EXERCISE MATERIALS:

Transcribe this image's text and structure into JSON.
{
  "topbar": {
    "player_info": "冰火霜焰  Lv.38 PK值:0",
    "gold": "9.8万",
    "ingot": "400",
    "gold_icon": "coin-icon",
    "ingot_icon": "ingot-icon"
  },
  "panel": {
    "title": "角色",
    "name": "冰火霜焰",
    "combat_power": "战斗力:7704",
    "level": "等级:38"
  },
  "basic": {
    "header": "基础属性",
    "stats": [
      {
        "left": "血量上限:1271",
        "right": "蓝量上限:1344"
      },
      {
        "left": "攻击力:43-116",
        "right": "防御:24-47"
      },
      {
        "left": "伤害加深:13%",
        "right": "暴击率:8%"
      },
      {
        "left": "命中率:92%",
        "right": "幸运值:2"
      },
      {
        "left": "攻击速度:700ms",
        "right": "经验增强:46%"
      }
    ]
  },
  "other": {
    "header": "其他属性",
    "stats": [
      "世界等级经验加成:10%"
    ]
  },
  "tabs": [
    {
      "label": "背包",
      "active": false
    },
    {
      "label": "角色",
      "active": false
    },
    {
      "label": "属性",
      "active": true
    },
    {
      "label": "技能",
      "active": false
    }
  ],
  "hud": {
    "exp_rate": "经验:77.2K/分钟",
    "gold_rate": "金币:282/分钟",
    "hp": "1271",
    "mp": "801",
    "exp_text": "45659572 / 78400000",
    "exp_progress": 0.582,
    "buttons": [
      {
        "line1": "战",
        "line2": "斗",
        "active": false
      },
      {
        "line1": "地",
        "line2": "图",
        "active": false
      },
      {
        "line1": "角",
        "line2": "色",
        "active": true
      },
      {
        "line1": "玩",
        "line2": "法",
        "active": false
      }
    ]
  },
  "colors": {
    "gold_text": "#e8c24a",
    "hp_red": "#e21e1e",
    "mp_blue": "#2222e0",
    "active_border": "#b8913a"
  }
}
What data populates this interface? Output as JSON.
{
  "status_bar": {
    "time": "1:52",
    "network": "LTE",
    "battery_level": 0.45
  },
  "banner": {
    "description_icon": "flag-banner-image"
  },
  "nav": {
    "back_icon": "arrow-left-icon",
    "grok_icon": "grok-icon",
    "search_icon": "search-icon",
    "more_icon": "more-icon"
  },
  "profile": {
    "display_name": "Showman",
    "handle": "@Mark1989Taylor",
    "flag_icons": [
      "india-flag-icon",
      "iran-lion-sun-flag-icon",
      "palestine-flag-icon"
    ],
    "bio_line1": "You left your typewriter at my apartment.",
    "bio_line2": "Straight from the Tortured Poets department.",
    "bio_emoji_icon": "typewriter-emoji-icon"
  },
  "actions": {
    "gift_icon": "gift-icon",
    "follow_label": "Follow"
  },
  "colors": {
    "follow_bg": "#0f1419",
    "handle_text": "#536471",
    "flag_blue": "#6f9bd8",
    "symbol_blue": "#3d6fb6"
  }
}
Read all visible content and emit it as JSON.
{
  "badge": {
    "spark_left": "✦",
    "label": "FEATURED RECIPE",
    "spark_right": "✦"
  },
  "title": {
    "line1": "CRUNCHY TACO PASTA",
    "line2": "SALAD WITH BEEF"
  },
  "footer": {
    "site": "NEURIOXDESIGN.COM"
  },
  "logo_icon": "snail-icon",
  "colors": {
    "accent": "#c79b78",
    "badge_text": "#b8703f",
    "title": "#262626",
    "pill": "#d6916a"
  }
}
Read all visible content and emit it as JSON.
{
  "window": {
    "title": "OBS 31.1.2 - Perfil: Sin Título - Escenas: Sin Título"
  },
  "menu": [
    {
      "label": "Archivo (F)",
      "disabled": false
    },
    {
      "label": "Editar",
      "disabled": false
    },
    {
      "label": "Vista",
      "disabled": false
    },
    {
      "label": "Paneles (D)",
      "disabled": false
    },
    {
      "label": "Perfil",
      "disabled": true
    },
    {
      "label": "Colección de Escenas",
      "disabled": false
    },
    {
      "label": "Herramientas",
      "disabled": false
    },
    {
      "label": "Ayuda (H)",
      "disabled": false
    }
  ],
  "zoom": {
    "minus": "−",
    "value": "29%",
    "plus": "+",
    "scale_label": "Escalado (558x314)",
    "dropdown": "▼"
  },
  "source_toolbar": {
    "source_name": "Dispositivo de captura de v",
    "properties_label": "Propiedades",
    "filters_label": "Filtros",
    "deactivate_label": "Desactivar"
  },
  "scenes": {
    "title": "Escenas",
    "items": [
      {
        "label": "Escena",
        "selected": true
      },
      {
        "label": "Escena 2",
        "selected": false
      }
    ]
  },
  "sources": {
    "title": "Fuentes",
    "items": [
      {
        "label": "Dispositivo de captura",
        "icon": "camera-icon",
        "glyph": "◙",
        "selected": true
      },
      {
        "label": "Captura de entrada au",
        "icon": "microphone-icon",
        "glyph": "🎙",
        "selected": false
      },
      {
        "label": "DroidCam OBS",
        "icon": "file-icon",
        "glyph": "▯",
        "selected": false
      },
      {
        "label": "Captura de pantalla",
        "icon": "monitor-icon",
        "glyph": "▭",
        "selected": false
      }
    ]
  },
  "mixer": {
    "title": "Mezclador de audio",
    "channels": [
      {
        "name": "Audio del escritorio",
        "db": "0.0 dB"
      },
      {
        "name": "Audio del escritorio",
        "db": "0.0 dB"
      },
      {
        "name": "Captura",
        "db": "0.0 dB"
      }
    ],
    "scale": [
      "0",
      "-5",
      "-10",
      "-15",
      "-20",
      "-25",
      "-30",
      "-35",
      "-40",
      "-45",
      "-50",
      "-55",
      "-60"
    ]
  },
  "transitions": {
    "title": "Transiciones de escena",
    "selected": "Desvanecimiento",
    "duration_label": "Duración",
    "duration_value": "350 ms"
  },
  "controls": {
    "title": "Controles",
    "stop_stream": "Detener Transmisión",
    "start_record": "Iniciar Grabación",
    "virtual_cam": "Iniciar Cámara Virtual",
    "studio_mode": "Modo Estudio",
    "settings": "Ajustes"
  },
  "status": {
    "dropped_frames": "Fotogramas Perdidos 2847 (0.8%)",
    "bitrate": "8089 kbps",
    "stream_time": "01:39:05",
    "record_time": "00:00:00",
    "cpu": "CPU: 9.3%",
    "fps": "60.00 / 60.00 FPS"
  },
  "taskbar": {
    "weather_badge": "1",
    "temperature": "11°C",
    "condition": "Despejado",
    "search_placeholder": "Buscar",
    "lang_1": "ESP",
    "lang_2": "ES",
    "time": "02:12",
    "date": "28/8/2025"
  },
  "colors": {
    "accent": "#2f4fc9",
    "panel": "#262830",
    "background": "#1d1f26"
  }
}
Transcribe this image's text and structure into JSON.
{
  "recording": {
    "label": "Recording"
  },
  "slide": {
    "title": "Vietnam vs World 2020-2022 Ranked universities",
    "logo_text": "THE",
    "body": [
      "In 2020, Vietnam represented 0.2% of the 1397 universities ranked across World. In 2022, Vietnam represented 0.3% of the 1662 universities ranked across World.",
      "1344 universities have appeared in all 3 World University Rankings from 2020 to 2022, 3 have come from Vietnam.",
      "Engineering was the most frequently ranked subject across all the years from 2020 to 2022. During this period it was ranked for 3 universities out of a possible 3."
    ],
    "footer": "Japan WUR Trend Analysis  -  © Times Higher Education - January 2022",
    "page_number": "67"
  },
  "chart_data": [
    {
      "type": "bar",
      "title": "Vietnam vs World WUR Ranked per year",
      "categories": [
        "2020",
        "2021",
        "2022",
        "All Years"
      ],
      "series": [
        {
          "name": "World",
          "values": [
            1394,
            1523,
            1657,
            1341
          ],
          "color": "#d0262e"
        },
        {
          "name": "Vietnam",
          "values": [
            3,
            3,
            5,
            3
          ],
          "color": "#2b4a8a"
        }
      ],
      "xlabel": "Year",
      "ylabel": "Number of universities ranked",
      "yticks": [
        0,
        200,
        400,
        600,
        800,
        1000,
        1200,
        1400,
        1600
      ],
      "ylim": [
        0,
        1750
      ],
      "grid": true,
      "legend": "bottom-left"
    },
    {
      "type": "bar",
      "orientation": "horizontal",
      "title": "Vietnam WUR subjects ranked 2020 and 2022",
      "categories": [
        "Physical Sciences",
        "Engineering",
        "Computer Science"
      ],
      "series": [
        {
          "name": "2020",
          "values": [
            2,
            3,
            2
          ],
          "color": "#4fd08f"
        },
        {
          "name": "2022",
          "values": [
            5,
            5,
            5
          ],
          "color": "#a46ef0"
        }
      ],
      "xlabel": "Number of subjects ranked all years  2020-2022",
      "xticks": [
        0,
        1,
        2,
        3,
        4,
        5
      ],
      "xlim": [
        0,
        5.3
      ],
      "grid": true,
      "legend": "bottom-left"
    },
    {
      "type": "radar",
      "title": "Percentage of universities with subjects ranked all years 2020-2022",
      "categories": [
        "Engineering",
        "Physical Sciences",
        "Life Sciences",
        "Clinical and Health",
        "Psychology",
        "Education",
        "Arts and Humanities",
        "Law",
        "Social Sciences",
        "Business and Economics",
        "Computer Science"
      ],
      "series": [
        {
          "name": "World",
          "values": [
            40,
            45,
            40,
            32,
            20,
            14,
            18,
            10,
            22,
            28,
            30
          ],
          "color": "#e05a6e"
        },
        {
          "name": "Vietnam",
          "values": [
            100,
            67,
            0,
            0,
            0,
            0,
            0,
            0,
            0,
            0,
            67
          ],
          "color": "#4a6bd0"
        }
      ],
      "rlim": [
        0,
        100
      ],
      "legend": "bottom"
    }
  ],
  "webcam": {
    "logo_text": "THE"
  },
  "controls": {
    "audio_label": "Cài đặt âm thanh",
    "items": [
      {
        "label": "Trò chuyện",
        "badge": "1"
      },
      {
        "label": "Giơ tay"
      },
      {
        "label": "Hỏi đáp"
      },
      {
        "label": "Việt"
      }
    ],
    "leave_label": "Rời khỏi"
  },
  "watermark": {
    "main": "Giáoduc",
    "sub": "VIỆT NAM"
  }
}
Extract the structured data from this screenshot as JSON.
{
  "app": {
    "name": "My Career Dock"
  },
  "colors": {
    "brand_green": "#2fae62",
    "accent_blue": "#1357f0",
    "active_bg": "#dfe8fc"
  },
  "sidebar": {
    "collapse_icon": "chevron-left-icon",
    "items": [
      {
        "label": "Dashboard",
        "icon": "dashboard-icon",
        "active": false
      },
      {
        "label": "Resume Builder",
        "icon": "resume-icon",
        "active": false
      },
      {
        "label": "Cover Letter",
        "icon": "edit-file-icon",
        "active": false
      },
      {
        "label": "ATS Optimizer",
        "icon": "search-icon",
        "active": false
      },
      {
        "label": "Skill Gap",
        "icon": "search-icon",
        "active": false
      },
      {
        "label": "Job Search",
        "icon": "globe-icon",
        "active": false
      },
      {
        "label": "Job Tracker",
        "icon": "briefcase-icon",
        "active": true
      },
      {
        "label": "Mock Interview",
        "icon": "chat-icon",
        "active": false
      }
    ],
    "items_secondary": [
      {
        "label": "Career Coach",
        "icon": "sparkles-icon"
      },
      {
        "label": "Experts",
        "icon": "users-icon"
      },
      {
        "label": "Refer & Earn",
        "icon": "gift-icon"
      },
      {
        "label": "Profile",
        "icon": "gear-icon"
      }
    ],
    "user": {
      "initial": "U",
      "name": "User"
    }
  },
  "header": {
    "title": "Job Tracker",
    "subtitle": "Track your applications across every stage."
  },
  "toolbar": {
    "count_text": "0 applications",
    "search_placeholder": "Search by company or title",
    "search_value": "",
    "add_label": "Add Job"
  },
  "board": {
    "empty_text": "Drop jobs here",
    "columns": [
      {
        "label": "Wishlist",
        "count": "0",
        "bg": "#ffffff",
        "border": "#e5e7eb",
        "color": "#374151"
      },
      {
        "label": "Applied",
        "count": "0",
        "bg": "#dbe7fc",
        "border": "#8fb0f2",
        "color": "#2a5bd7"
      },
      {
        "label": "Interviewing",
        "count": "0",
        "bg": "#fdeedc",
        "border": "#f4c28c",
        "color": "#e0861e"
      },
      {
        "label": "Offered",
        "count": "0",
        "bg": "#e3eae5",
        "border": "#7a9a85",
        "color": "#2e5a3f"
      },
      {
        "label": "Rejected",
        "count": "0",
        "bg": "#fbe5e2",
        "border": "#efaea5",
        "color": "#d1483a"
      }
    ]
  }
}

TASK TO COMPLETE:
Looking at the records above, report how many lines contain the word "typewriter". Answer with the number only.

FULL ANSWER:
2